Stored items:
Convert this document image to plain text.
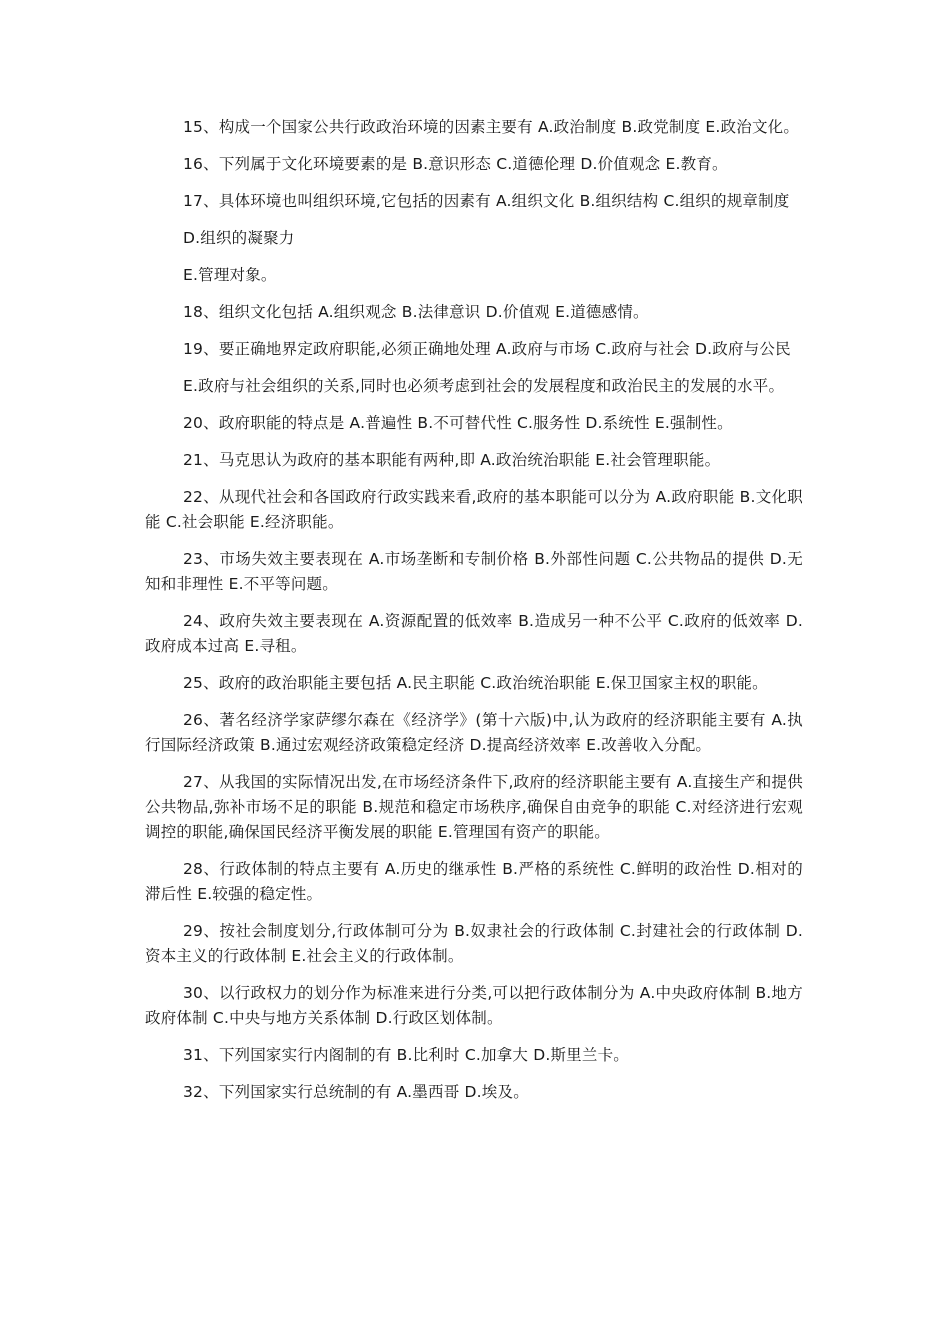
15、构成一个国家公共行政政治环境的因素主要有 A.政治制度 B.政党制度 E.政治文化。

16、下列属于文化环境要素的是 B.意识形态 C.道德伦理 D.价值观念 E.教育。

17、具体环境也叫组织环境,它包括的因素有 A.组织文化 B.组织结构 C.组织的规章制度

D.组织的凝聚力

E.管理对象。

18、组织文化包括 A.组织观念 B.法律意识 D.价值观 E.道德感情。

19、要正确地界定政府职能,必须正确地处理 A.政府与市场 C.政府与社会 D.政府与公民

E.政府与社会组织的关系,同时也必须考虑到社会的发展程度和政治民主的发展的水平。

20、政府职能的特点是 A.普遍性 B.不可替代性 C.服务性 D.系统性 E.强制性。

21、马克思认为政府的基本职能有两种,即 A.政治统治职能 E.社会管理职能。

22、从现代社会和各国政府行政实践来看,政府的基本职能可以分为 A.政府职能 B.文化职能 C.社会职能 E.经济职能。

23、市场失效主要表现在 A.市场垄断和专制价格 B.外部性问题 C.公共物品的提供 D.无知和非理性 E.不平等问题。

24、政府失效主要表现在 A.资源配置的低效率 B.造成另一种不公平 C.政府的低效率 D.政府成本过高 E.寻租。

25、政府的政治职能主要包括 A.民主职能 C.政治统治职能 E.保卫国家主权的职能。

26、著名经济学家萨缪尔森在《经济学》(第十六版)中,认为政府的经济职能主要有 A.执行国际经济政策 B.通过宏观经济政策稳定经济 D.提高经济效率 E.改善收入分配。

27、从我国的实际情况出发,在市场经济条件下,政府的经济职能主要有 A.直接生产和提供公共物品,弥补市场不足的职能 B.规范和稳定市场秩序,确保自由竞争的职能 C.对经济进行宏观调控的职能,确保国民经济平衡发展的职能 E.管理国有资产的职能。

28、行政体制的特点主要有 A.历史的继承性 B.严格的系统性 C.鲜明的政治性 D.相对的滞后性 E.较强的稳定性。

29、按社会制度划分,行政体制可分为 B.奴隶社会的行政体制 C.封建社会的行政体制 D.资本主义的行政体制 E.社会主义的行政体制。

30、以行政权力的划分作为标准来进行分类,可以把行政体制分为 A.中央政府体制 B.地方政府体制 C.中央与地方关系体制 D.行政区划体制。

31、下列国家实行内阁制的有 B.比利时 C.加拿大 D.斯里兰卡。

32、下列国家实行总统制的有 A.墨西哥 D.埃及。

• Task to complete: Write the lines above out again exactly, without any of their pictures.

• Finished exercise:
Convert this document image to plain text.
15、构成一个国家公共行政政治环境的因素主要有 A.政治制度 B.政党制度 E.政治文化。

16、下列属于文化环境要素的是 B.意识形态 C.道德伦理 D.价值观念 E.教育。

17、具体环境也叫组织环境,它包括的因素有 A.组织文化 B.组织结构 C.组织的规章制度

D.组织的凝聚力

E.管理对象。

18、组织文化包括 A.组织观念 B.法律意识 D.价值观 E.道德感情。

19、要正确地界定政府职能,必须正确地处理 A.政府与市场 C.政府与社会 D.政府与公民

E.政府与社会组织的关系,同时也必须考虑到社会的发展程度和政治民主的发展的水平。

20、政府职能的特点是 A.普遍性 B.不可替代性 C.服务性 D.系统性 E.强制性。

21、马克思认为政府的基本职能有两种,即 A.政治统治职能 E.社会管理职能。

22、从现代社会和各国政府行政实践来看,政府的基本职能可以分为 A.政府职能 B.文化职能 C.社会职能 E.经济职能。

23、市场失效主要表现在 A.市场垄断和专制价格 B.外部性问题 C.公共物品的提供 D.无知和非理性 E.不平等问题。

24、政府失效主要表现在 A.资源配置的低效率 B.造成另一种不公平 C.政府的低效率 D.政府成本过高 E.寻租。

25、政府的政治职能主要包括 A.民主职能 C.政治统治职能 E.保卫国家主权的职能。

26、著名经济学家萨缪尔森在《经济学》(第十六版)中,认为政府的经济职能主要有 A.执行国际经济政策 B.通过宏观经济政策稳定经济 D.提高经济效率 E.改善收入分配。

27、从我国的实际情况出发,在市场经济条件下,政府的经济职能主要有 A.直接生产和提供公共物品,弥补市场不足的职能 B.规范和稳定市场秩序,确保自由竞争的职能 C.对经济进行宏观调控的职能,确保国民经济平衡发展的职能 E.管理国有资产的职能。

28、行政体制的特点主要有 A.历史的继承性 B.严格的系统性 C.鲜明的政治性 D.相对的滞后性 E.较强的稳定性。

29、按社会制度划分,行政体制可分为 B.奴隶社会的行政体制 C.封建社会的行政体制 D.资本主义的行政体制 E.社会主义的行政体制。

30、以行政权力的划分作为标准来进行分类,可以把行政体制分为 A.中央政府体制 B.地方政府体制 C.中央与地方关系体制 D.行政区划体制。

31、下列国家实行内阁制的有 B.比利时 C.加拿大 D.斯里兰卡。

32、下列国家实行总统制的有 A.墨西哥 D.埃及。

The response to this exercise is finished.